[BEGIN EXTRACTED MATERIAL]

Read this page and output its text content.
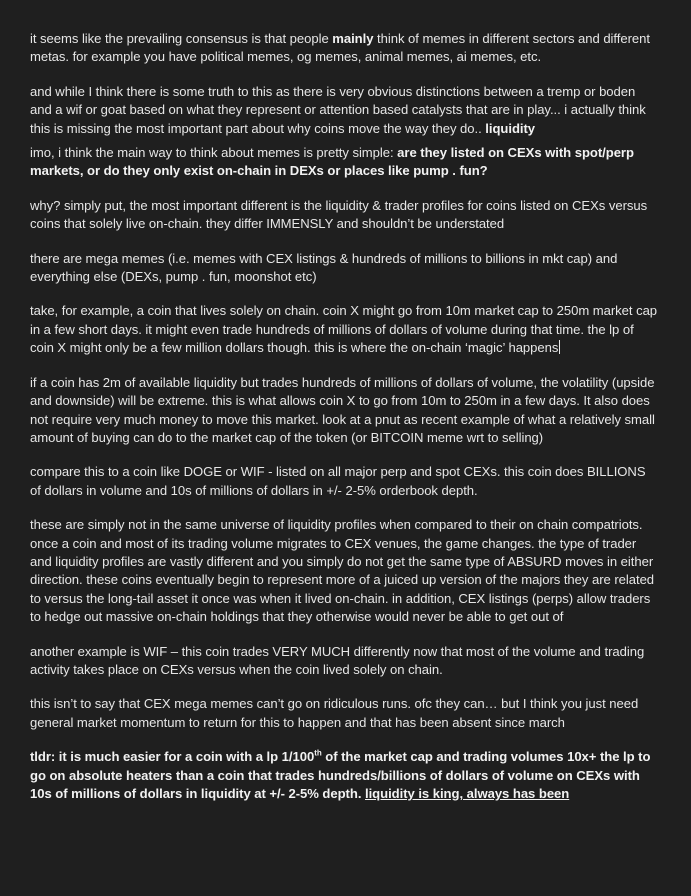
it seems like the prevailing consensus is that people mainly think of memes in different sectors and different metas. for example you have political memes, og memes, animal memes, ai memes, etc.

and while I think there is some truth to this as there is very obvious distinctions between a tremp or boden and a wif or goat based on what they represent or attention based catalysts that are in play... i actually think this is missing the most important part about why coins move the way they do.. liquidity

imo, i think the main way to think about memes is pretty simple: are they listed on CEXs with spot/perp markets, or do they only exist on-chain in DEXs or places like pump . fun?

why? simply put, the most important different is the liquidity & trader profiles for coins listed on CEXs versus coins that solely live on-chain. they differ IMMENSLY and shouldn’t be understated

there are mega memes (i.e. memes with CEX listings & hundreds of millions to billions in mkt cap) and everything else (DEXs, pump . fun, moonshot etc)

take, for example, a coin that lives solely on chain. coin X might go from 10m market cap to 250m market cap in a few short days. it might even trade hundreds of millions of dollars of volume during that time. the lp of coin X might only be a few million dollars though. this is where the on-chain ‘magic’ happens

if a coin has 2m of available liquidity but trades hundreds of millions of dollars of volume, the volatility (upside and downside) will be extreme. this is what allows coin X to go from 10m to 250m in a few days. It also does not require very much money to move this market. look at a pnut as recent example of what a relatively small amount of buying can do to the market cap of the token (or BITCOIN meme wrt to selling)

compare this to a coin like DOGE or WIF - listed on all major perp and spot CEXs. this coin does BILLIONS of dollars in volume and 10s of millions of dollars in +/- 2-5% orderbook depth.

these are simply not in the same universe of liquidity profiles when compared to their on chain compatriots. once a coin and most of its trading volume migrates to CEX venues, the game changes. the type of trader and liquidity profiles are vastly different and you simply do not get the same type of ABSURD moves in either direction. these coins eventually begin to represent more of a juiced up version of the majors they are related to versus the long-tail asset it once was when it lived on-chain. in addition, CEX listings (perps) allow traders to hedge out massive on-chain holdings that they otherwise would never be able to get out of

another example is WIF – this coin trades VERY MUCH differently now that most of the volume and trading activity takes place on CEXs versus when the coin lived solely on chain.

this isn’t to say that CEX mega memes can’t go on ridiculous runs. ofc they can… but I think you just need general market momentum to return for this to happen and that has been absent since march

tldr: it is much easier for a coin with a lp 1/100th of the market cap and trading volumes 10x+ the lp to go on absolute heaters than a coin that trades hundreds/billions of dollars of volume on CEXs with 10s of millions of dollars in liquidity at +/- 2-5% depth. liquidity is king, always has been
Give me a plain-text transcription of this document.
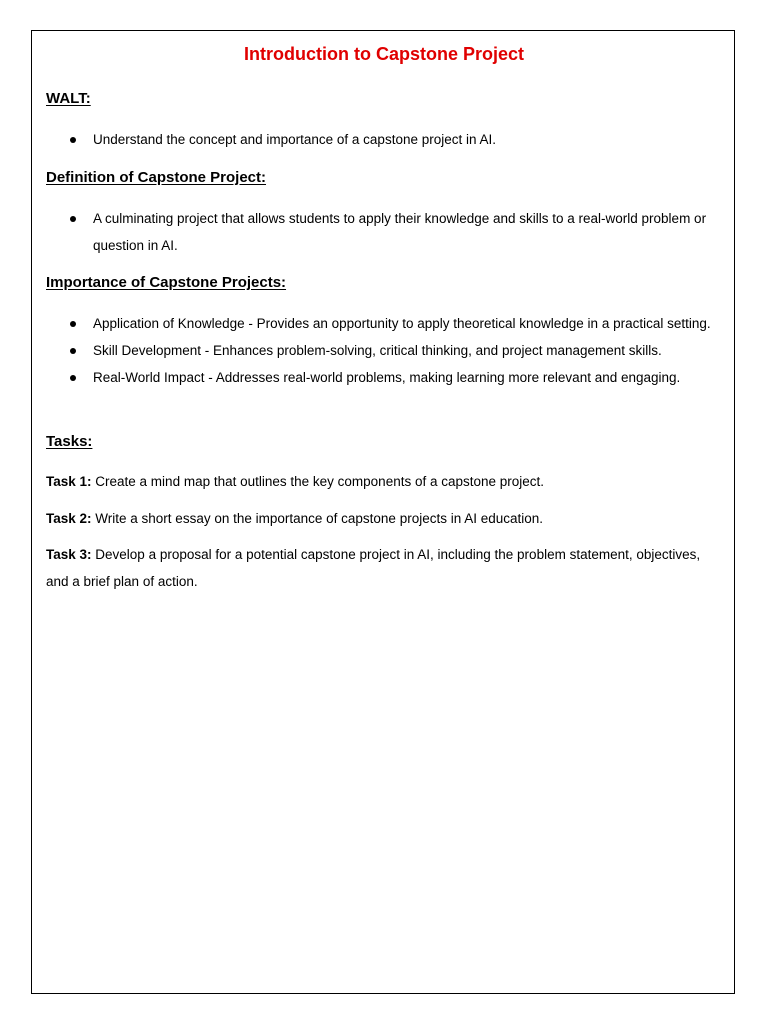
Introduction to Capstone Project
WALT:
Understand the concept and importance of a capstone project in AI.
Definition of Capstone Project:
A culminating project that allows students to apply their knowledge and skills to a real-world problem or question in AI.
Importance of Capstone Projects:
Application of Knowledge - Provides an opportunity to apply theoretical knowledge in a practical setting.
Skill Development - Enhances problem-solving, critical thinking, and project management skills.
Real-World Impact - Addresses real-world problems, making learning more relevant and engaging.
Tasks:

Task 1: Create a mind map that outlines the key components of a capstone project.

Task 2: Write a short essay on the importance of capstone projects in AI education.

Task 3: Develop a proposal for a potential capstone project in AI, including the problem statement, objectives, and a brief plan of action.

[END EXTRACTED MATERIAL]

Exclude the pictures, and transcribe all of the material exactly.

Read this page and output its text content.
it seems like the prevailing consensus is that people mainly think of memes in different sectors and different metas. for example you have political memes, og memes, animal memes, ai memes, etc.

and while I think there is some truth to this as there is very obvious distinctions between a tremp or boden and a wif or goat based on what they represent or attention based catalysts that are in play... i actually think this is missing the most important part about why coins move the way they do.. liquidity

imo, i think the main way to think about memes is pretty simple: are they listed on CEXs with spot/perp markets, or do they only exist on-chain in DEXs or places like pump . fun?

why? simply put, the most important different is the liquidity & trader profiles for coins listed on CEXs versus coins that solely live on-chain. they differ IMMENSLY and shouldn’t be understated

there are mega memes (i.e. memes with CEX listings & hundreds of millions to billions in mkt cap) and everything else (DEXs, pump . fun, moonshot etc)

take, for example, a coin that lives solely on chain. coin X might go from 10m market cap to 250m market cap in a few short days. it might even trade hundreds of millions of dollars of volume during that time. the lp of coin X might only be a few million dollars though. this is where the on-chain ‘magic’ happens

if a coin has 2m of available liquidity but trades hundreds of millions of dollars of volume, the volatility (upside and downside) will be extreme. this is what allows coin X to go from 10m to 250m in a few days. It also does not require very much money to move this market. look at a pnut as recent example of what a relatively small amount of buying can do to the market cap of the token (or BITCOIN meme wrt to selling)

compare this to a coin like DOGE or WIF - listed on all major perp and spot CEXs. this coin does BILLIONS of dollars in volume and 10s of millions of dollars in +/- 2-5% orderbook depth.

these are simply not in the same universe of liquidity profiles when compared to their on chain compatriots. once a coin and most of its trading volume migrates to CEX venues, the game changes. the type of trader and liquidity profiles are vastly different and you simply do not get the same type of ABSURD moves in either direction. these coins eventually begin to represent more of a juiced up version of the majors they are related to versus the long-tail asset it once was when it lived on-chain. in addition, CEX listings (perps) allow traders to hedge out massive on-chain holdings that they otherwise would never be able to get out of

another example is WIF – this coin trades VERY MUCH differently now that most of the volume and trading activity takes place on CEXs versus when the coin lived solely on chain.

this isn’t to say that CEX mega memes can’t go on ridiculous runs. ofc they can… but I think you just need general market momentum to return for this to happen and that has been absent since march

tldr: it is much easier for a coin with a lp 1/100th of the market cap and trading volumes 10x+ the lp to go on absolute heaters than a coin that trades hundreds/billions of dollars of volume on CEXs with 10s of millions of dollars in liquidity at +/- 2-5% depth. liquidity is king, always has been
Give me a plain-text transcription of this document.
Introduction to Capstone Project
WALT:
Understand the concept and importance of a capstone project in AI.
Definition of Capstone Project:
A culminating project that allows students to apply their knowledge and skills to a real-world problem or question in AI.
Importance of Capstone Projects:
Application of Knowledge - Provides an opportunity to apply theoretical knowledge in a practical setting.
Skill Development - Enhances problem-solving, critical thinking, and project management skills.
Real-World Impact - Addresses real-world problems, making learning more relevant and engaging.
Tasks:

Task 1: Create a mind map that outlines the key components of a capstone project.

Task 2: Write a short essay on the importance of capstone projects in AI education.

Task 3: Develop a proposal for a potential capstone project in AI, including the problem statement, objectives, and a brief plan of action.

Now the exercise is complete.